## BEGIN Dataset records
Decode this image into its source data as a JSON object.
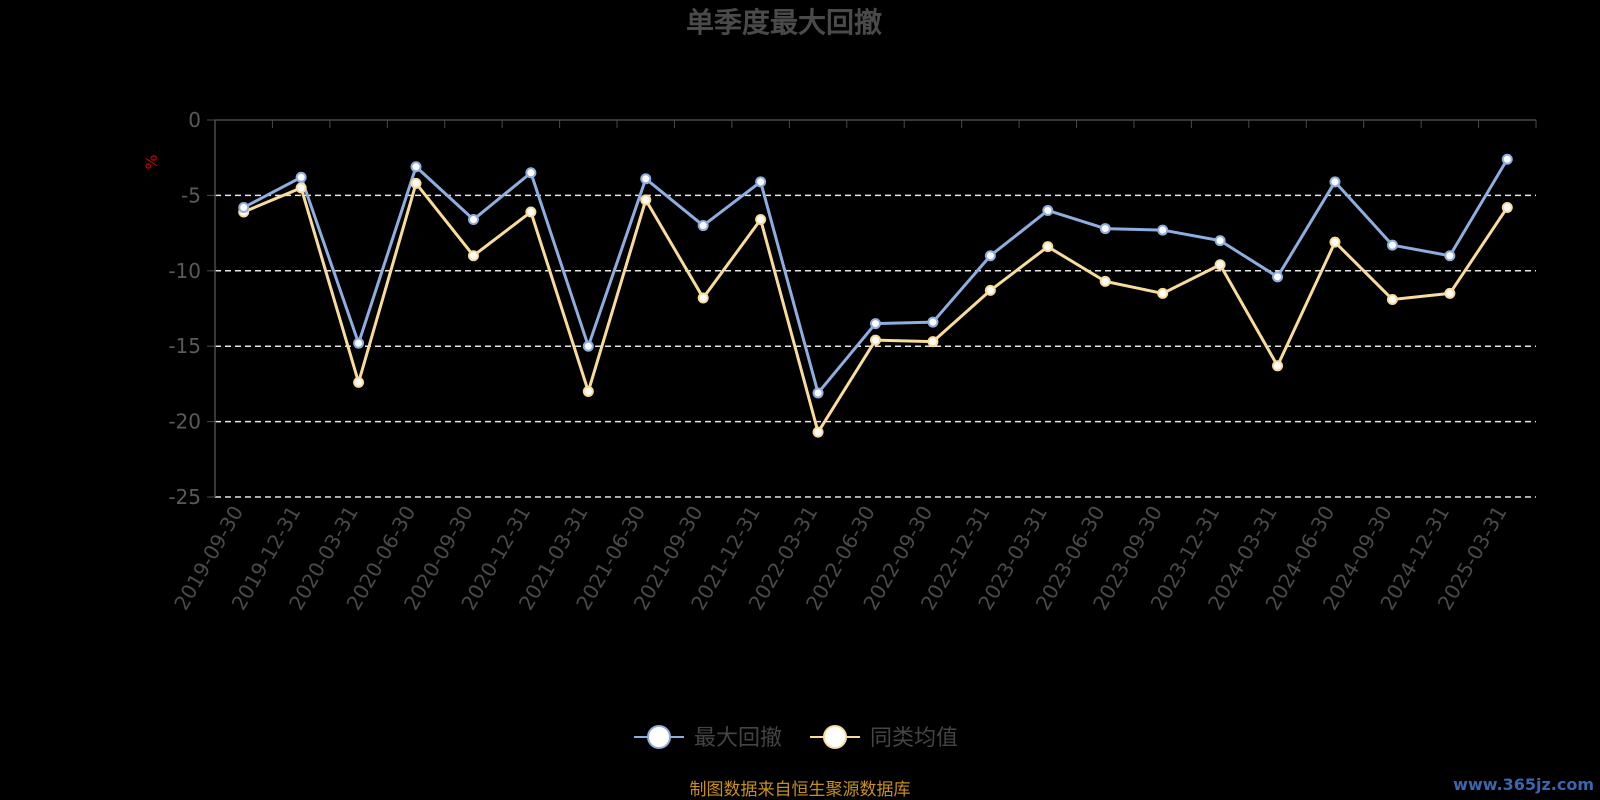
{
  "chart_data": {
    "type": "line",
    "title": "单季度最大回撤",
    "ylabel": "%",
    "ylim": [
      -25,
      0
    ],
    "yticks": [
      "0",
      "-5",
      "-10",
      "-15",
      "-20",
      "-25"
    ],
    "categories": [
      "2019-09-30",
      "2019-12-31",
      "2020-03-31",
      "2020-06-30",
      "2020-09-30",
      "2020-12-31",
      "2021-03-31",
      "2021-06-30",
      "2021-09-30",
      "2021-12-31",
      "2022-03-31",
      "2022-06-30",
      "2022-09-30",
      "2022-12-31",
      "2023-03-31",
      "2023-06-30",
      "2023-09-30",
      "2023-12-31",
      "2024-03-31",
      "2024-06-30",
      "2024-09-30",
      "2024-12-31",
      "2025-03-31"
    ],
    "series": [
      {
        "name": "最大回撤",
        "color": "#8eaedf",
        "values": [
          -5.8,
          -3.8,
          -14.8,
          -3.1,
          -6.6,
          -3.5,
          -15.0,
          -3.9,
          -7.0,
          -4.1,
          -18.1,
          -13.5,
          -13.4,
          -9.0,
          -6.0,
          -7.2,
          -7.3,
          -8.0,
          -10.4,
          -4.1,
          -8.3,
          -9.0,
          -2.6
        ]
      },
      {
        "name": "同类均值",
        "color": "#f9dc9a",
        "values": [
          -6.1,
          -4.5,
          -17.4,
          -4.2,
          -9.0,
          -6.1,
          -18.0,
          -5.3,
          -11.8,
          -6.6,
          -20.7,
          -14.6,
          -14.7,
          -11.3,
          -8.4,
          -10.7,
          -11.5,
          -9.6,
          -16.3,
          -8.1,
          -11.9,
          -11.5,
          -5.8
        ]
      }
    ],
    "grid": "dashed-horizontal",
    "legend_position": "bottom-center"
  },
  "source_note": "制图数据来自恒生聚源数据库",
  "watermark": "www.365jz.com"
}
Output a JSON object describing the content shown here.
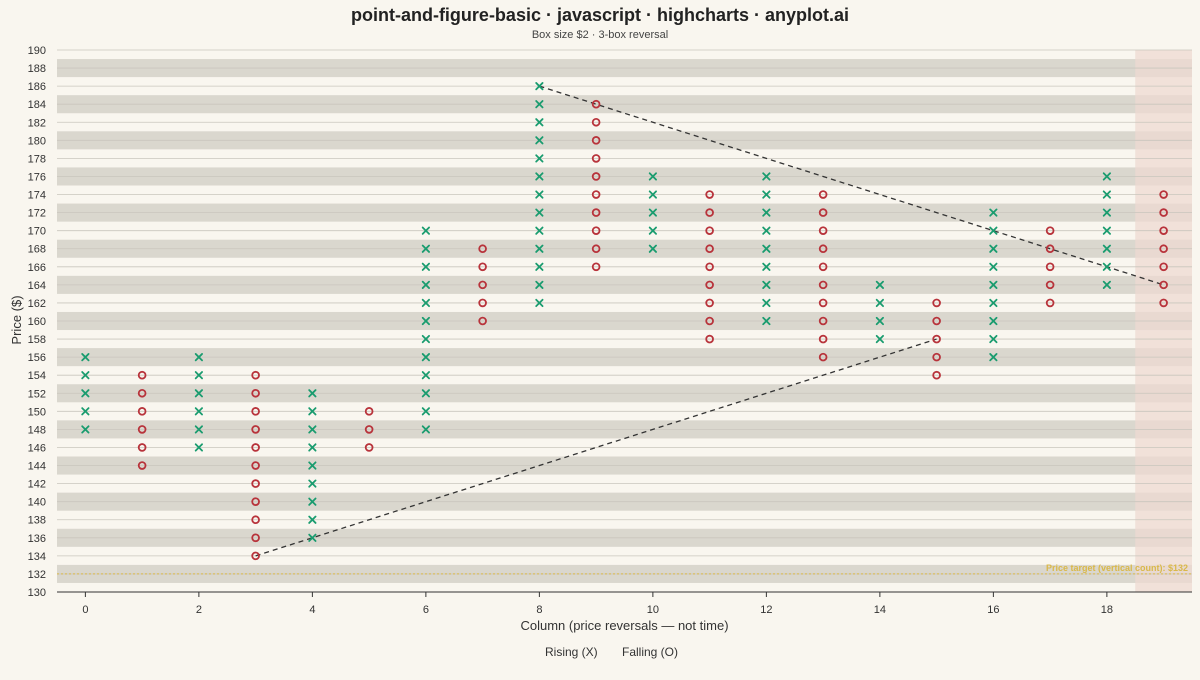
{
  "chart_data": {
    "type": "point-and-figure",
    "title": "point-and-figure-basic · javascript · highcharts · anyplot.ai",
    "subtitle": "Box size $2 · 3-box reversal",
    "xlabel": "Column (price reversals — not time)",
    "ylabel": "Price ($)",
    "xlim": [
      -0.5,
      19.5
    ],
    "ylim": [
      130,
      190
    ],
    "x_ticks": [
      0,
      2,
      4,
      6,
      8,
      10,
      12,
      14,
      16,
      18
    ],
    "y_ticks": [
      130,
      132,
      134,
      136,
      138,
      140,
      142,
      144,
      146,
      148,
      150,
      152,
      154,
      156,
      158,
      160,
      162,
      164,
      166,
      168,
      170,
      172,
      174,
      176,
      178,
      180,
      182,
      184,
      186,
      188,
      190
    ],
    "box_size": 2,
    "reversal": 3,
    "grid": true,
    "legend_position": "bottom-center",
    "colors": {
      "rising": "#1a9c6f",
      "falling": "#b8333b",
      "trendline": "#333333",
      "target": "#d9b84a",
      "band": "#dad7ce",
      "highlight": "#eed9d2"
    },
    "series": [
      {
        "name": "Rising (X)",
        "symbol": "X",
        "columns": [
          {
            "x": 0,
            "low": 148,
            "high": 156
          },
          {
            "x": 2,
            "low": 146,
            "high": 156
          },
          {
            "x": 4,
            "low": 136,
            "high": 152
          },
          {
            "x": 6,
            "low": 148,
            "high": 170
          },
          {
            "x": 8,
            "low": 162,
            "high": 186
          },
          {
            "x": 10,
            "low": 168,
            "high": 176
          },
          {
            "x": 12,
            "low": 160,
            "high": 176
          },
          {
            "x": 14,
            "low": 158,
            "high": 164
          },
          {
            "x": 16,
            "low": 156,
            "high": 172
          },
          {
            "x": 18,
            "low": 164,
            "high": 176
          }
        ]
      },
      {
        "name": "Falling (O)",
        "symbol": "O",
        "columns": [
          {
            "x": 1,
            "low": 144,
            "high": 154
          },
          {
            "x": 3,
            "low": 134,
            "high": 154
          },
          {
            "x": 5,
            "low": 146,
            "high": 150
          },
          {
            "x": 7,
            "low": 160,
            "high": 168
          },
          {
            "x": 9,
            "low": 166,
            "high": 184
          },
          {
            "x": 11,
            "low": 158,
            "high": 174
          },
          {
            "x": 13,
            "low": 156,
            "high": 174
          },
          {
            "x": 15,
            "low": 154,
            "high": 162
          },
          {
            "x": 17,
            "low": 162,
            "high": 170
          },
          {
            "x": 19,
            "low": 162,
            "high": 174
          }
        ]
      }
    ],
    "trendlines": [
      {
        "from": [
          3,
          134
        ],
        "to": [
          15,
          158
        ]
      },
      {
        "from": [
          8,
          186
        ],
        "to": [
          19,
          164
        ]
      }
    ],
    "target": {
      "y": 132,
      "label": "Price target (vertical count): $132"
    },
    "highlight_column": 19
  }
}
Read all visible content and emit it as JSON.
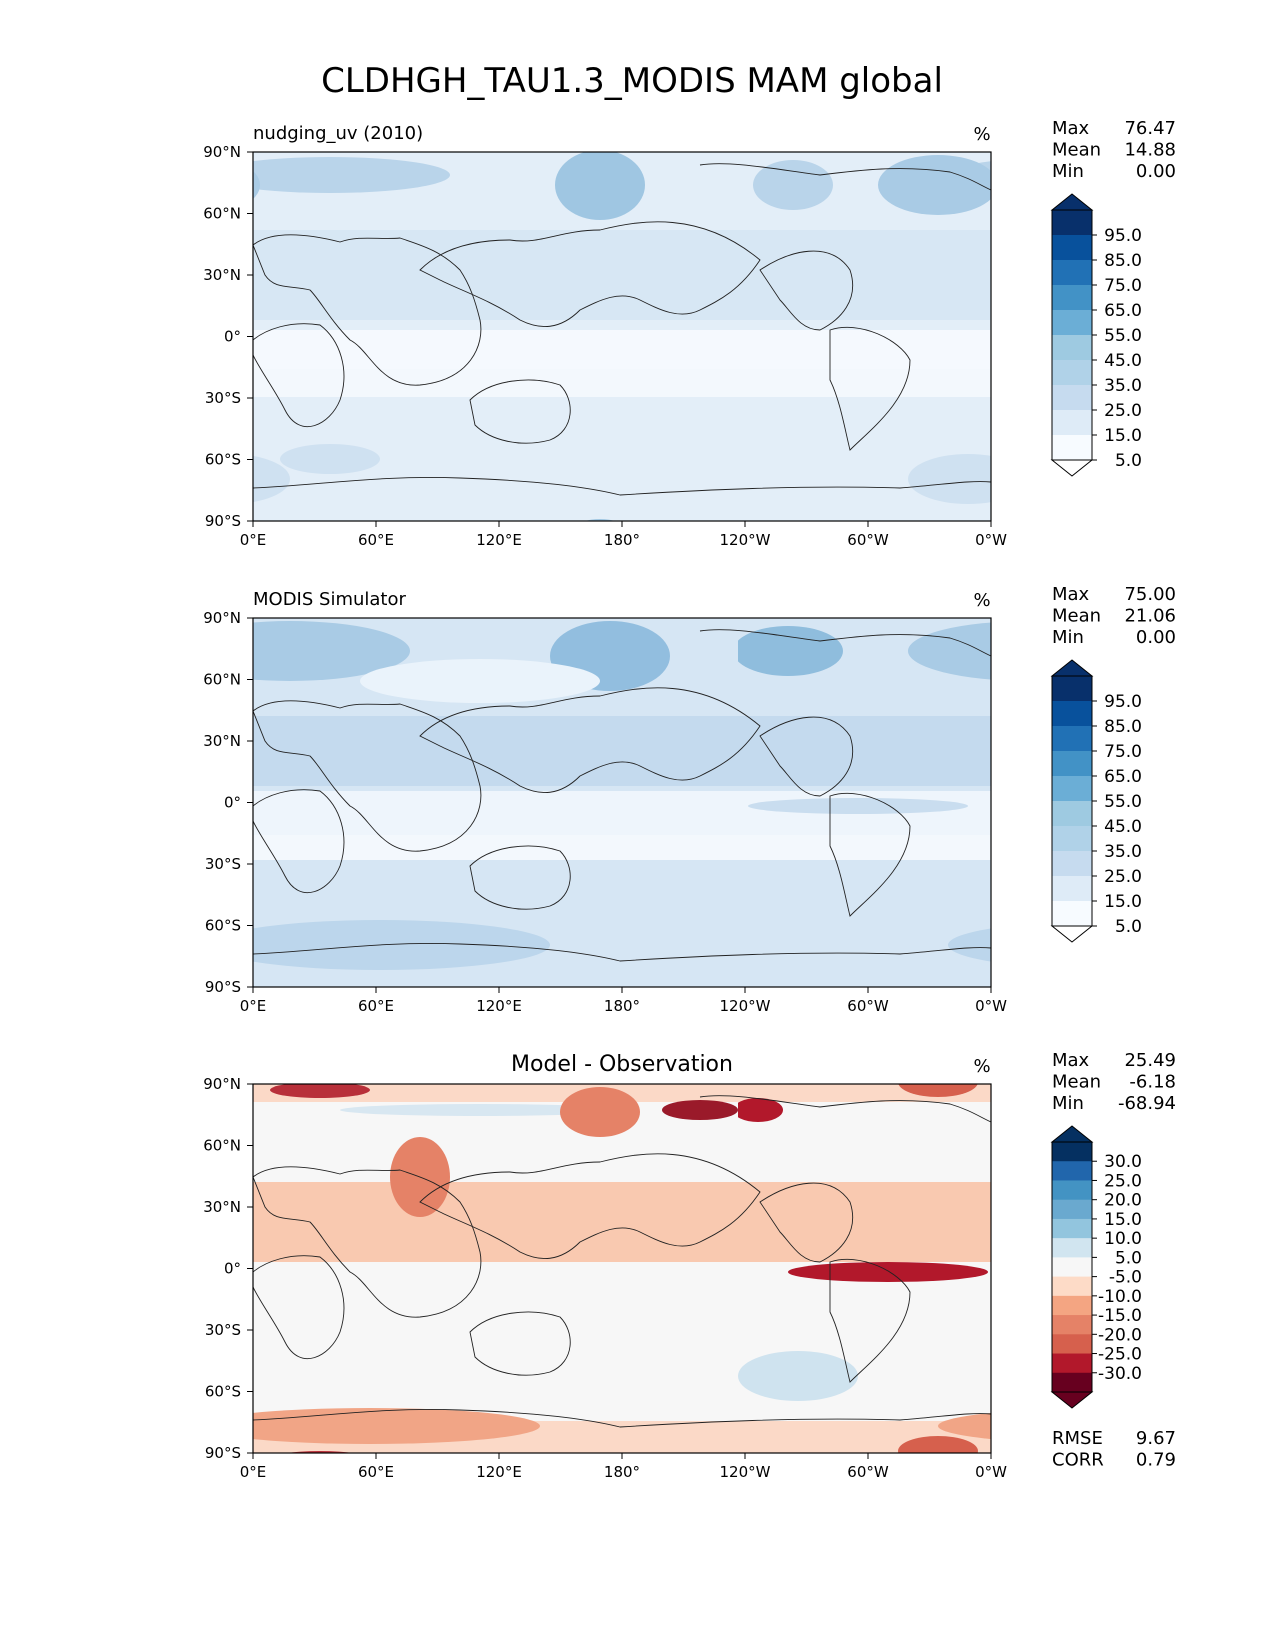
{
  "title": "CLDHGH_TAU1.3_MODIS MAM global",
  "xticks": [
    "0°E",
    "60°E",
    "120°E",
    "180°",
    "120°W",
    "60°W",
    "0°W"
  ],
  "yticks": [
    "90°N",
    "60°N",
    "30°N",
    "0°",
    "30°S",
    "60°S",
    "90°S"
  ],
  "panels": [
    {
      "id": "test",
      "left_title": "nudging_uv (2010)",
      "center_title": "",
      "units": "%",
      "stats": [
        {
          "label": "Max",
          "value": "76.47"
        },
        {
          "label": "Mean",
          "value": "14.88"
        },
        {
          "label": "Min",
          "value": "0.00"
        }
      ],
      "colorbar": {
        "colors": [
          "#f7fbff",
          "#deebf7",
          "#c6dbef",
          "#b0d2e8",
          "#9ecae1",
          "#6baed6",
          "#4292c6",
          "#2171b5",
          "#08519c",
          "#08306b"
        ],
        "over": "#08306b",
        "under": "#ffffff",
        "labels": [
          "95.0",
          "85.0",
          "75.0",
          "65.0",
          "55.0",
          "45.0",
          "35.0",
          "25.0",
          "15.0",
          "5.0"
        ]
      },
      "footer": []
    },
    {
      "id": "ref",
      "left_title": "MODIS Simulator",
      "center_title": "",
      "units": "%",
      "stats": [
        {
          "label": "Max",
          "value": "75.00"
        },
        {
          "label": "Mean",
          "value": "21.06"
        },
        {
          "label": "Min",
          "value": "0.00"
        }
      ],
      "colorbar": {
        "colors": [
          "#f7fbff",
          "#deebf7",
          "#c6dbef",
          "#b0d2e8",
          "#9ecae1",
          "#6baed6",
          "#4292c6",
          "#2171b5",
          "#08519c",
          "#08306b"
        ],
        "over": "#08306b",
        "under": "#ffffff",
        "labels": [
          "95.0",
          "85.0",
          "75.0",
          "65.0",
          "55.0",
          "45.0",
          "35.0",
          "25.0",
          "15.0",
          "5.0"
        ]
      },
      "footer": []
    },
    {
      "id": "diff",
      "left_title": "",
      "center_title": "Model - Observation",
      "units": "%",
      "stats": [
        {
          "label": "Max",
          "value": "25.49"
        },
        {
          "label": "Mean",
          "value": "-6.18"
        },
        {
          "label": "Min",
          "value": "-68.94"
        }
      ],
      "colorbar": {
        "colors": [
          "#67001f",
          "#b2182b",
          "#d6604d",
          "#e58267",
          "#f4a582",
          "#fddbc7",
          "#f7f7f7",
          "#d1e5f0",
          "#92c5de",
          "#6aa9cf",
          "#4393c3",
          "#2166ac",
          "#053061"
        ],
        "over": "#053061",
        "under": "#67001f",
        "labels": [
          "30.0",
          "25.0",
          "20.0",
          "15.0",
          "10.0",
          "5.0",
          "-5.0",
          "-10.0",
          "-15.0",
          "-20.0",
          "-25.0",
          "-30.0"
        ]
      },
      "footer": [
        {
          "label": "RMSE",
          "value": "9.67"
        },
        {
          "label": "CORR",
          "value": "0.79"
        }
      ]
    }
  ]
}
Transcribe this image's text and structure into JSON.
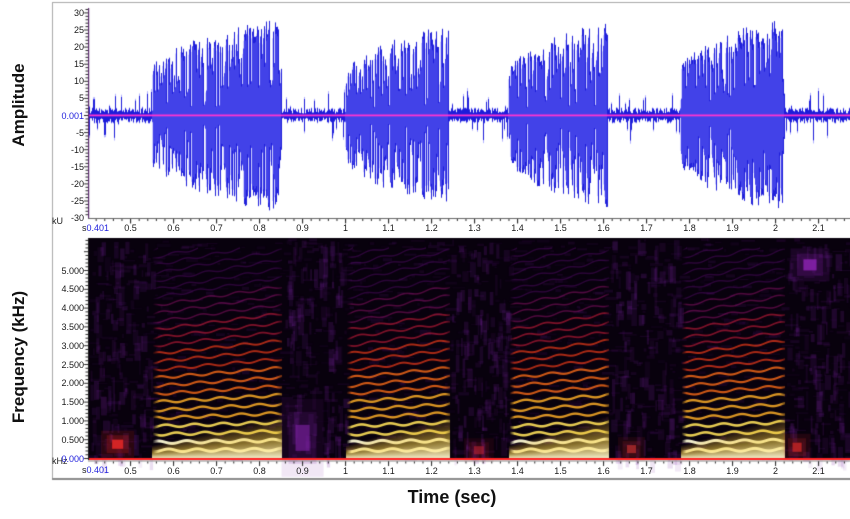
## END Dataset records
(Aim):
Scan the listing above for the word "name" and show each line where it is found.

(Output of the task):
        "name": "最大回撤",
        "name": "同类均值",
        "name": "Rising (X)",
        "name": "Falling (O)",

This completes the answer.